DIRECTIONS FOR THIS TASK
Leave out every picture, then transcribe the rest of the listing exactly.

ITEMS
***
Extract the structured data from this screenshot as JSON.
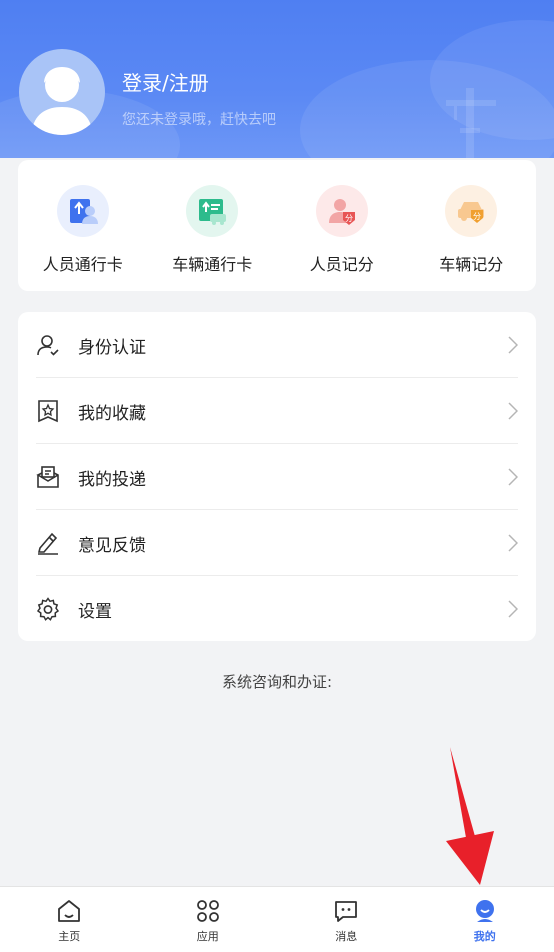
{
  "profile": {
    "title": "登录/注册",
    "subtitle": "您还未登录哦，赶快去吧"
  },
  "quick_actions": [
    {
      "label": "人员通行卡",
      "icon": "person-pass-icon",
      "bg": "#e9effd"
    },
    {
      "label": "车辆通行卡",
      "icon": "vehicle-pass-icon",
      "bg": "#e3f6ef"
    },
    {
      "label": "人员记分",
      "icon": "person-score-icon",
      "bg": "#fde9e9"
    },
    {
      "label": "车辆记分",
      "icon": "vehicle-score-icon",
      "bg": "#fdf0e2"
    }
  ],
  "menu": [
    {
      "label": "身份认证",
      "icon": "user-verify-icon"
    },
    {
      "label": "我的收藏",
      "icon": "bookmark-star-icon"
    },
    {
      "label": "我的投递",
      "icon": "mailbox-icon"
    },
    {
      "label": "意见反馈",
      "icon": "pencil-icon"
    },
    {
      "label": "设置",
      "icon": "gear-icon"
    }
  ],
  "consult_text": "系统咨询和办证:",
  "tabs": [
    {
      "label": "主页",
      "icon": "home-icon"
    },
    {
      "label": "应用",
      "icon": "apps-icon"
    },
    {
      "label": "消息",
      "icon": "message-icon"
    },
    {
      "label": "我的",
      "icon": "profile-icon"
    }
  ],
  "colors": {
    "header": "#5585f3",
    "accent": "#3f72ee",
    "annotation_arrow": "#e8202a"
  }
}
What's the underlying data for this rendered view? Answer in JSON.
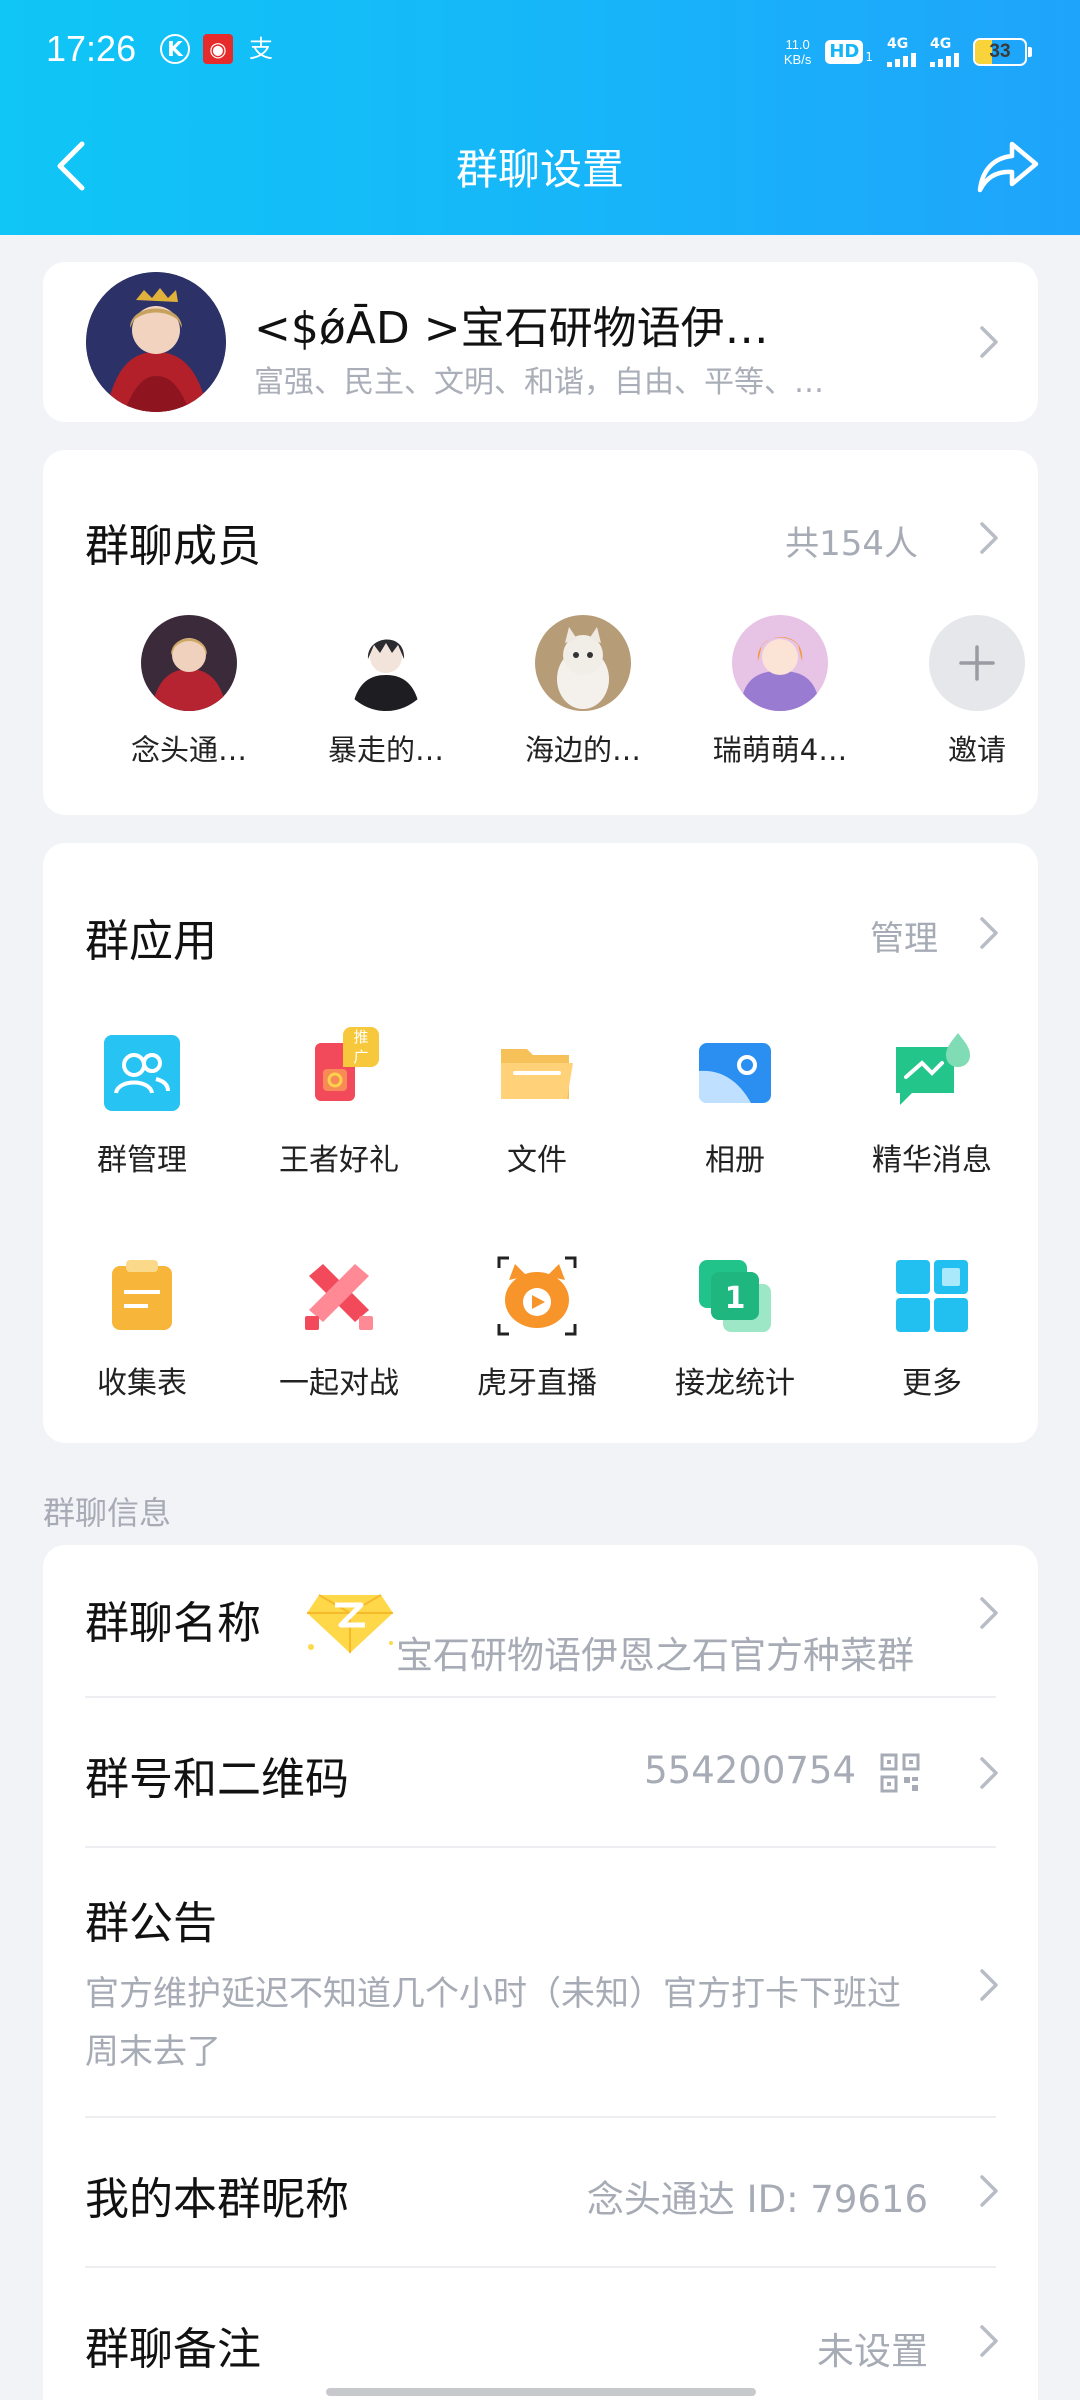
{
  "status_bar": {
    "time": "17:26",
    "net_speed_value": "11.0",
    "net_speed_unit": "KB/s",
    "hd_label": "HD",
    "hd_sub": "1",
    "signal1": "4G",
    "signal2": "4G",
    "battery": "33",
    "battery_level": 0.33
  },
  "nav": {
    "title": "群聊设置"
  },
  "group": {
    "name": "<$ǿĀD >宝石研物语伊…",
    "desc": "富强、民主、文明、和谐，自由、平等、…"
  },
  "members": {
    "title": "群聊成员",
    "count": "共154人",
    "items": [
      {
        "name": "念头通…"
      },
      {
        "name": "暴走的…"
      },
      {
        "name": "海边的…"
      },
      {
        "name": "瑞萌萌4…"
      }
    ],
    "invite": "邀请"
  },
  "apps": {
    "title": "群应用",
    "manage": "管理",
    "badge_promo": "推广",
    "items": [
      {
        "label": "群管理",
        "icon": "group-manage-icon"
      },
      {
        "label": "王者好礼",
        "icon": "gift-icon"
      },
      {
        "label": "文件",
        "icon": "folder-icon"
      },
      {
        "label": "相册",
        "icon": "album-icon"
      },
      {
        "label": "精华消息",
        "icon": "essence-message-icon"
      },
      {
        "label": "收集表",
        "icon": "clipboard-icon"
      },
      {
        "label": "一起对战",
        "icon": "battle-icon"
      },
      {
        "label": "虎牙直播",
        "icon": "huya-live-icon"
      },
      {
        "label": "接龙统计",
        "icon": "solitaire-icon"
      },
      {
        "label": "更多",
        "icon": "more-grid-icon"
      }
    ]
  },
  "info": {
    "caption": "群聊信息",
    "name_title": "群聊名称",
    "name_value": "宝石研物语伊恩之石官方种菜群",
    "number_title": "群号和二维码",
    "number_value": "554200754",
    "notice_title": "群公告",
    "notice_value": "官方维护延迟不知道几个小时（未知）官方打卡下班过周末去了",
    "nickname_title": "我的本群昵称",
    "nickname_value": "念头通达 ID: 79616",
    "remark_title": "群聊备注",
    "remark_value": "未设置"
  },
  "colors": {
    "header_gradient_start": "#0fc6f6",
    "header_gradient_end": "#1fa4fb",
    "background": "#f2f3f7",
    "muted_text": "#a6abb5"
  }
}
***
EXERCISE RESPONSE
Extract the structured data from this screenshot as JSON.
{
  "profile": {
    "title": "登录/注册",
    "subtitle": "您还未登录哦，赶快去吧"
  },
  "quick_actions": [
    {
      "label": "人员通行卡",
      "icon": "person-pass-icon",
      "bg": "#e9effd"
    },
    {
      "label": "车辆通行卡",
      "icon": "vehicle-pass-icon",
      "bg": "#e3f6ef"
    },
    {
      "label": "人员记分",
      "icon": "person-score-icon",
      "bg": "#fde9e9"
    },
    {
      "label": "车辆记分",
      "icon": "vehicle-score-icon",
      "bg": "#fdf0e2"
    }
  ],
  "menu": [
    {
      "label": "身份认证",
      "icon": "user-verify-icon"
    },
    {
      "label": "我的收藏",
      "icon": "bookmark-star-icon"
    },
    {
      "label": "我的投递",
      "icon": "mailbox-icon"
    },
    {
      "label": "意见反馈",
      "icon": "pencil-icon"
    },
    {
      "label": "设置",
      "icon": "gear-icon"
    }
  ],
  "consult_text": "系统咨询和办证:",
  "tabs": [
    {
      "label": "主页",
      "icon": "home-icon"
    },
    {
      "label": "应用",
      "icon": "apps-icon"
    },
    {
      "label": "消息",
      "icon": "message-icon"
    },
    {
      "label": "我的",
      "icon": "profile-icon"
    }
  ],
  "colors": {
    "header": "#5585f3",
    "accent": "#3f72ee",
    "annotation_arrow": "#e8202a"
  }
}
What's the underlying data for this rendered view? Answer in JSON.
{
  "status_bar": {
    "time": "17:26",
    "net_speed_value": "11.0",
    "net_speed_unit": "KB/s",
    "hd_label": "HD",
    "hd_sub": "1",
    "signal1": "4G",
    "signal2": "4G",
    "battery": "33",
    "battery_level": 0.33
  },
  "nav": {
    "title": "群聊设置"
  },
  "group": {
    "name": "<$ǿĀD >宝石研物语伊…",
    "desc": "富强、民主、文明、和谐，自由、平等、…"
  },
  "members": {
    "title": "群聊成员",
    "count": "共154人",
    "items": [
      {
        "name": "念头通…"
      },
      {
        "name": "暴走的…"
      },
      {
        "name": "海边的…"
      },
      {
        "name": "瑞萌萌4…"
      }
    ],
    "invite": "邀请"
  },
  "apps": {
    "title": "群应用",
    "manage": "管理",
    "badge_promo": "推广",
    "items": [
      {
        "label": "群管理",
        "icon": "group-manage-icon"
      },
      {
        "label": "王者好礼",
        "icon": "gift-icon"
      },
      {
        "label": "文件",
        "icon": "folder-icon"
      },
      {
        "label": "相册",
        "icon": "album-icon"
      },
      {
        "label": "精华消息",
        "icon": "essence-message-icon"
      },
      {
        "label": "收集表",
        "icon": "clipboard-icon"
      },
      {
        "label": "一起对战",
        "icon": "battle-icon"
      },
      {
        "label": "虎牙直播",
        "icon": "huya-live-icon"
      },
      {
        "label": "接龙统计",
        "icon": "solitaire-icon"
      },
      {
        "label": "更多",
        "icon": "more-grid-icon"
      }
    ]
  },
  "info": {
    "caption": "群聊信息",
    "name_title": "群聊名称",
    "name_value": "宝石研物语伊恩之石官方种菜群",
    "number_title": "群号和二维码",
    "number_value": "554200754",
    "notice_title": "群公告",
    "notice_value": "官方维护延迟不知道几个小时（未知）官方打卡下班过周末去了",
    "nickname_title": "我的本群昵称",
    "nickname_value": "念头通达 ID: 79616",
    "remark_title": "群聊备注",
    "remark_value": "未设置"
  },
  "colors": {
    "header_gradient_start": "#0fc6f6",
    "header_gradient_end": "#1fa4fb",
    "background": "#f2f3f7",
    "muted_text": "#a6abb5"
  }
}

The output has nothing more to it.